## Instructions for the task
Where does the string "مدرن" appear in the records? Copy every line that contains it.

—————

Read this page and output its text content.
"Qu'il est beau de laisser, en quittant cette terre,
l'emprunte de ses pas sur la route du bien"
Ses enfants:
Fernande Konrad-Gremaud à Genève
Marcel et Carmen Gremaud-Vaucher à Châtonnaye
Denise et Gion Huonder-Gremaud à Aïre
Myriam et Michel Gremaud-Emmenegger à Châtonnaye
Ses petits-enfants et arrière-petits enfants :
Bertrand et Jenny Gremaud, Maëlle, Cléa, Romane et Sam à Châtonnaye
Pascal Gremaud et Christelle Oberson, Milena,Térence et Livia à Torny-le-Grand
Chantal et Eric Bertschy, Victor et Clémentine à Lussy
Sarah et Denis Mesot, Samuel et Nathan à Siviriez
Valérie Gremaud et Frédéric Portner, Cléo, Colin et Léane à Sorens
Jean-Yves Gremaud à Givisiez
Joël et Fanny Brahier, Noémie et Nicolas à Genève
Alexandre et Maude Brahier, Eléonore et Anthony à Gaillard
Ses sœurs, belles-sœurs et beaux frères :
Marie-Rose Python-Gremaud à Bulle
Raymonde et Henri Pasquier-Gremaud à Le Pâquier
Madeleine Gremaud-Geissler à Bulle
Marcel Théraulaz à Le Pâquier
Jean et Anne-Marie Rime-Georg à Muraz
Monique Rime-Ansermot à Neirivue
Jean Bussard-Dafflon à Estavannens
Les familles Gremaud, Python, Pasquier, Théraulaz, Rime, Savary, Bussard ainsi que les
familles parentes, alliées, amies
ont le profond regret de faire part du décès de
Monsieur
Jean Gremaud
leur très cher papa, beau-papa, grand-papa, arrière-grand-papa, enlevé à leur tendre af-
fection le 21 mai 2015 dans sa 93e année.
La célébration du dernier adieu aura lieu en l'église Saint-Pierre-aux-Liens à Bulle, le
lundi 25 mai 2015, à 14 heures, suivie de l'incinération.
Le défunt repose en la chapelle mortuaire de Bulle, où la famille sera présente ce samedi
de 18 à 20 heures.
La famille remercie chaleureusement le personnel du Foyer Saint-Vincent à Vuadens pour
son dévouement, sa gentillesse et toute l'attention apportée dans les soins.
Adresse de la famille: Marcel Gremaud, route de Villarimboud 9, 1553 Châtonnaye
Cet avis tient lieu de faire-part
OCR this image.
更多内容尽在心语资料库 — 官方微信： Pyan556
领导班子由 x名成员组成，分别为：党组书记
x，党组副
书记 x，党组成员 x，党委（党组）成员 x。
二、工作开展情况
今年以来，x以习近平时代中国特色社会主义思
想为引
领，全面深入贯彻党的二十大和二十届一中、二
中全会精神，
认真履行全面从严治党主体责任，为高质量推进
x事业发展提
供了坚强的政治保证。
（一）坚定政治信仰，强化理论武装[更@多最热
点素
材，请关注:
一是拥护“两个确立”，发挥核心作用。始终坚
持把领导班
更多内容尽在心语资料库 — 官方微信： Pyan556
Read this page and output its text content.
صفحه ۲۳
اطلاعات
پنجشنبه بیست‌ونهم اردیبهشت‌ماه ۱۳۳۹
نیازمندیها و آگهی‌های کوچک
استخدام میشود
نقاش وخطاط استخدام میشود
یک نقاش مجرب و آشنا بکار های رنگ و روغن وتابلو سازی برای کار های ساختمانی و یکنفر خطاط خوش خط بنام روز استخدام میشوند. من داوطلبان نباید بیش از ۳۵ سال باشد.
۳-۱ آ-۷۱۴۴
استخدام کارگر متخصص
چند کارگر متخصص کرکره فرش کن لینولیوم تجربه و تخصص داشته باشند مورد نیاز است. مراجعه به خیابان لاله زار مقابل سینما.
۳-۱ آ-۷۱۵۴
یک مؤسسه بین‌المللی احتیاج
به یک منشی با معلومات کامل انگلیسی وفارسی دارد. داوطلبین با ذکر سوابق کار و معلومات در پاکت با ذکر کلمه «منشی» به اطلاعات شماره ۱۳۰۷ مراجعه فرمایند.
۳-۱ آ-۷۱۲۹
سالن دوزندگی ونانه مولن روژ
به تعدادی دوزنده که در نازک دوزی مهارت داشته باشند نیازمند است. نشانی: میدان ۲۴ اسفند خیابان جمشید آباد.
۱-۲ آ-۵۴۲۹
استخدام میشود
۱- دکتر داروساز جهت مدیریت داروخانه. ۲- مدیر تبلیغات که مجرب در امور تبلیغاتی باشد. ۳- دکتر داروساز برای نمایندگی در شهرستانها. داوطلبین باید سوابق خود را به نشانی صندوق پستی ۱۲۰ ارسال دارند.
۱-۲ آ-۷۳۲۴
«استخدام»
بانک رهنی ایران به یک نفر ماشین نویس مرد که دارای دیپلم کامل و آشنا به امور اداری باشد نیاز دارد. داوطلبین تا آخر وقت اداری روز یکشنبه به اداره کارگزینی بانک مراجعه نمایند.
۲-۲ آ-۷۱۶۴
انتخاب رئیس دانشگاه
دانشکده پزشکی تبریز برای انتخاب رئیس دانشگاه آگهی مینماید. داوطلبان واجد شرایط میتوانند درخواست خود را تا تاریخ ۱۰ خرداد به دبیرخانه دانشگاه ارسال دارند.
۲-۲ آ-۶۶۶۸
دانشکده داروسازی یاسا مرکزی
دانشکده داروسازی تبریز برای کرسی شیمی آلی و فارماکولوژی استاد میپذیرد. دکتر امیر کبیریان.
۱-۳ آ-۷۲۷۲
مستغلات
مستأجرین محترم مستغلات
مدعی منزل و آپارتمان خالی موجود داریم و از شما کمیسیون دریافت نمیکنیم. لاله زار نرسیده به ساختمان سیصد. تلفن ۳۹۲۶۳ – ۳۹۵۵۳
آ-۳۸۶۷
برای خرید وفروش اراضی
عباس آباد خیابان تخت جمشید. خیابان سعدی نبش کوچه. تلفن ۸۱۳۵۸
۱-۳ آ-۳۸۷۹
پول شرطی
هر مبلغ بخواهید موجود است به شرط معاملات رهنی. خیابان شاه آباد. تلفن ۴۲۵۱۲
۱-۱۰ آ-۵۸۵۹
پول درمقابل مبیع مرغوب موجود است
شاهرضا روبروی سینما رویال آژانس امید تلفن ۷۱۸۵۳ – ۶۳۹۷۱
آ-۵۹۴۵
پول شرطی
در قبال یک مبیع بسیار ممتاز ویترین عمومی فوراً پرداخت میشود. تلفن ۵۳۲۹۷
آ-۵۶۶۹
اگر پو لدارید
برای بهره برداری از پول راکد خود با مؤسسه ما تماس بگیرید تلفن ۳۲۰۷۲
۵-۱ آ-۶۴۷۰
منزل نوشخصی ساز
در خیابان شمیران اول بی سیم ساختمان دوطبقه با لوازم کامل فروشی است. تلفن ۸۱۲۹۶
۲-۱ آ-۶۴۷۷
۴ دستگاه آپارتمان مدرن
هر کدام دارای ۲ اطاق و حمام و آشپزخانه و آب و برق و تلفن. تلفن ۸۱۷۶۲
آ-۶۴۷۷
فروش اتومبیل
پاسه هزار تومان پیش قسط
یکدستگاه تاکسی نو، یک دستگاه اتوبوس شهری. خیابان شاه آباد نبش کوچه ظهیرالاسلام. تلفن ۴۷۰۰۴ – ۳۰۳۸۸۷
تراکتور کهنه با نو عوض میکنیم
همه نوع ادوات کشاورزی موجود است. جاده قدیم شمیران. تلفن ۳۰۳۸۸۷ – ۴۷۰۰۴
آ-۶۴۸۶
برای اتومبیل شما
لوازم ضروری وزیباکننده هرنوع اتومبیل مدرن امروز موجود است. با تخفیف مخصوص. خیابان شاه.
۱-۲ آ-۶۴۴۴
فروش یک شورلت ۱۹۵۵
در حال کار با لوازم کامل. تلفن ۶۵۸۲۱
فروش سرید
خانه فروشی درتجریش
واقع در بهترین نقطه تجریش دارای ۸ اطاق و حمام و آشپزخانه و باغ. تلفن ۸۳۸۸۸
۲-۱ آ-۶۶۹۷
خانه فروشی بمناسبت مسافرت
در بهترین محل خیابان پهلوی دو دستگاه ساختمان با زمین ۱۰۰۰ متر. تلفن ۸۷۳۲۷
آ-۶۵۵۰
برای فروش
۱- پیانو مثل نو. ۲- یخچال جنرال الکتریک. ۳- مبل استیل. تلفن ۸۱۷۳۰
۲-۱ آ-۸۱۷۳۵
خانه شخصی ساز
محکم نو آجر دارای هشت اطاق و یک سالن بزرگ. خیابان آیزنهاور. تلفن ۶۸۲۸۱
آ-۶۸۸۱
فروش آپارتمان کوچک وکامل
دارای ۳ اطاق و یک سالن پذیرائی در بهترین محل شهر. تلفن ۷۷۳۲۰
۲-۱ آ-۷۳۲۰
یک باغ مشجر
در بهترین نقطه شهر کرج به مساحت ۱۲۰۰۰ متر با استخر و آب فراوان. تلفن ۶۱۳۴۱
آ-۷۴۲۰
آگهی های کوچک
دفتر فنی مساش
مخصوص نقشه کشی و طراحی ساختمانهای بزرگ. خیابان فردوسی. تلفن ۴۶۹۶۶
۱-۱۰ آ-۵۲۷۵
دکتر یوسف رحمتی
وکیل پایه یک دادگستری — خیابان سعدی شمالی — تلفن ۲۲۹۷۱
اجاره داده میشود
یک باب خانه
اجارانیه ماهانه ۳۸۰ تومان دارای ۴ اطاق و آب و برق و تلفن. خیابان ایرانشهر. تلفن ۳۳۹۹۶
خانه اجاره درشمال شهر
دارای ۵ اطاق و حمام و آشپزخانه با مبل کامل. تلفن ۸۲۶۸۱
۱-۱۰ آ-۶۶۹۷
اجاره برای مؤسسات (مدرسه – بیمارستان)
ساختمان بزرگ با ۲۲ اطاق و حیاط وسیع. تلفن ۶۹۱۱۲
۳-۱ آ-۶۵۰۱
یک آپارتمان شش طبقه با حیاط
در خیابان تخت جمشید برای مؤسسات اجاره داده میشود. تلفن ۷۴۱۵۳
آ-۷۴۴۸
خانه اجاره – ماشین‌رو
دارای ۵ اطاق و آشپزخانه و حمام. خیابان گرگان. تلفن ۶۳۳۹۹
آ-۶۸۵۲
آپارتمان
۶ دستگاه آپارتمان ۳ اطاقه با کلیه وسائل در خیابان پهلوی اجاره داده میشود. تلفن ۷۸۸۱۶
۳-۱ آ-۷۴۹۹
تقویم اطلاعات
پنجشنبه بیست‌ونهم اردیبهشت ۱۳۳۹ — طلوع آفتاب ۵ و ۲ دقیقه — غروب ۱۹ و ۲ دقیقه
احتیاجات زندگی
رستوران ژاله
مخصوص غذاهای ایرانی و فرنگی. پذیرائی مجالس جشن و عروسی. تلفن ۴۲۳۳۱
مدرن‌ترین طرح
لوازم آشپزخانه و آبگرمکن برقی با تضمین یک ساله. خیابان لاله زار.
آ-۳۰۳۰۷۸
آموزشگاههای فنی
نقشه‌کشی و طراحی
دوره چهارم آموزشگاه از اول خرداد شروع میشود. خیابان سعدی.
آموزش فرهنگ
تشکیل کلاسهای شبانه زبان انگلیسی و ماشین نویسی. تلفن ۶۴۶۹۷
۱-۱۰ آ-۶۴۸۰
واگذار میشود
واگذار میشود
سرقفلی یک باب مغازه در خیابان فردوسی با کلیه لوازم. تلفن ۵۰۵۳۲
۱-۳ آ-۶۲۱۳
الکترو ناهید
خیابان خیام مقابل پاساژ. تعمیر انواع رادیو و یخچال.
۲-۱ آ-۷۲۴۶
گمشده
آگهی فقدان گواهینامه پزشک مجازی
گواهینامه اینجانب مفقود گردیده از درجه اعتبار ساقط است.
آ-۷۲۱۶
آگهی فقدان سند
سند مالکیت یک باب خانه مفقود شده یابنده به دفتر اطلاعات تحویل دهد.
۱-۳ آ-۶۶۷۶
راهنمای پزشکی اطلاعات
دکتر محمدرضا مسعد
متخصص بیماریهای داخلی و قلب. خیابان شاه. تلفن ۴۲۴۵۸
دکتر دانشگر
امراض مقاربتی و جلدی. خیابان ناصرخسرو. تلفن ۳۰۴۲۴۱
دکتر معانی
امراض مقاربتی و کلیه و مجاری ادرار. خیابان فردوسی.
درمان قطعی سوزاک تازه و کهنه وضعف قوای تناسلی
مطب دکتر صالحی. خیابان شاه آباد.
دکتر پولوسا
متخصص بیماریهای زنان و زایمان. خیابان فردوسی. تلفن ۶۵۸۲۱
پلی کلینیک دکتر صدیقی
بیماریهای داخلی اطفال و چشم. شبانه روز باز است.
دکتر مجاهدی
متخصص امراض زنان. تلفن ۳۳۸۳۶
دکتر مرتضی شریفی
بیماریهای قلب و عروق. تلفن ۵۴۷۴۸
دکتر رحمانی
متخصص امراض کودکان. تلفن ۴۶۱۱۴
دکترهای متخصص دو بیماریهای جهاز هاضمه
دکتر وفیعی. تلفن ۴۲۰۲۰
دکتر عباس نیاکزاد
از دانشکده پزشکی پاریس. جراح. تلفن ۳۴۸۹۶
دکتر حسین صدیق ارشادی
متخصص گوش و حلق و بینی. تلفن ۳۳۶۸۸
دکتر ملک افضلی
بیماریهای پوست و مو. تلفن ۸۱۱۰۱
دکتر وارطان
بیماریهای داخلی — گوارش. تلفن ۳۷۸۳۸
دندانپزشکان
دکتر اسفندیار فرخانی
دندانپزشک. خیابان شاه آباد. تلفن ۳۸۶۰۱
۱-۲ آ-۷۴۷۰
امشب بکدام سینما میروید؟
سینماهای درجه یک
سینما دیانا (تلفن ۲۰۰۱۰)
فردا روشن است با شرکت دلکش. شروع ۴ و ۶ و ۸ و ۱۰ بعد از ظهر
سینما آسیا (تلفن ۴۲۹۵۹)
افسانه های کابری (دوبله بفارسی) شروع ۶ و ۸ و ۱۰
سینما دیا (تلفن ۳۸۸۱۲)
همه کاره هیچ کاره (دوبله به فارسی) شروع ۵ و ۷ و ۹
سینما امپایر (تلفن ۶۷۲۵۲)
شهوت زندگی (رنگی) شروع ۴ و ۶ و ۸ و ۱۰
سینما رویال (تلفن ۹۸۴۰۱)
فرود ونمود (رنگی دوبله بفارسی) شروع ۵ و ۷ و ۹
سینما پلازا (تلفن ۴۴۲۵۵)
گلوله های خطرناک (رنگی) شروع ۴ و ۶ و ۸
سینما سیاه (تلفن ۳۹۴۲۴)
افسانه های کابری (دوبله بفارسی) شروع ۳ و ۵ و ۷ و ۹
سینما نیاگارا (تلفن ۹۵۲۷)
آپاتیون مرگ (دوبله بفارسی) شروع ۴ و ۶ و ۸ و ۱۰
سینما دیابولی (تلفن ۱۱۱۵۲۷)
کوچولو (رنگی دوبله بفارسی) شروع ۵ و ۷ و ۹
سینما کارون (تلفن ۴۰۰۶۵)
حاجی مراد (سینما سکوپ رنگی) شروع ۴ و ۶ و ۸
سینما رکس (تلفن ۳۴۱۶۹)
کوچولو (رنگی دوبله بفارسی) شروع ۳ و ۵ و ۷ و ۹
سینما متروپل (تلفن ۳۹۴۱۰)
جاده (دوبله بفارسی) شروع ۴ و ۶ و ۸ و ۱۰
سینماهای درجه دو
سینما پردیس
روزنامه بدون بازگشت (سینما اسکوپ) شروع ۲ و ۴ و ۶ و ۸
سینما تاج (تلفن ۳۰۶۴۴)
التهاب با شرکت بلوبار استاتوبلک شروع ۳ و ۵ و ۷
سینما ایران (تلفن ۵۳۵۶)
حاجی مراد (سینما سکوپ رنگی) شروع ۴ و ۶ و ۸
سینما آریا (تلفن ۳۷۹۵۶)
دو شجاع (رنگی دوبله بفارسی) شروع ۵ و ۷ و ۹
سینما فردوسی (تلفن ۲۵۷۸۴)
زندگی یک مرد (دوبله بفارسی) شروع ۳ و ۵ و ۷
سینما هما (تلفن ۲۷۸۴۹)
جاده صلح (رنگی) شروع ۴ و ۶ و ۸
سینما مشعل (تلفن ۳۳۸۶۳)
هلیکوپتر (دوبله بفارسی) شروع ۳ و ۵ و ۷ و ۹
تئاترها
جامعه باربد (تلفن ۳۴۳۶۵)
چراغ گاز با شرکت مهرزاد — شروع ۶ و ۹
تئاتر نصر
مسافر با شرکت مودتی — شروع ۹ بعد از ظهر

—————

## Reply
۴ دستگاه آپارتمان مدرن
لوازم ضروری وزیباکننده هرنوع اتومبیل مدرن امروز موجود است. با تخفیف مخصوص. خیابان شاه.
مدرن‌ترین طرح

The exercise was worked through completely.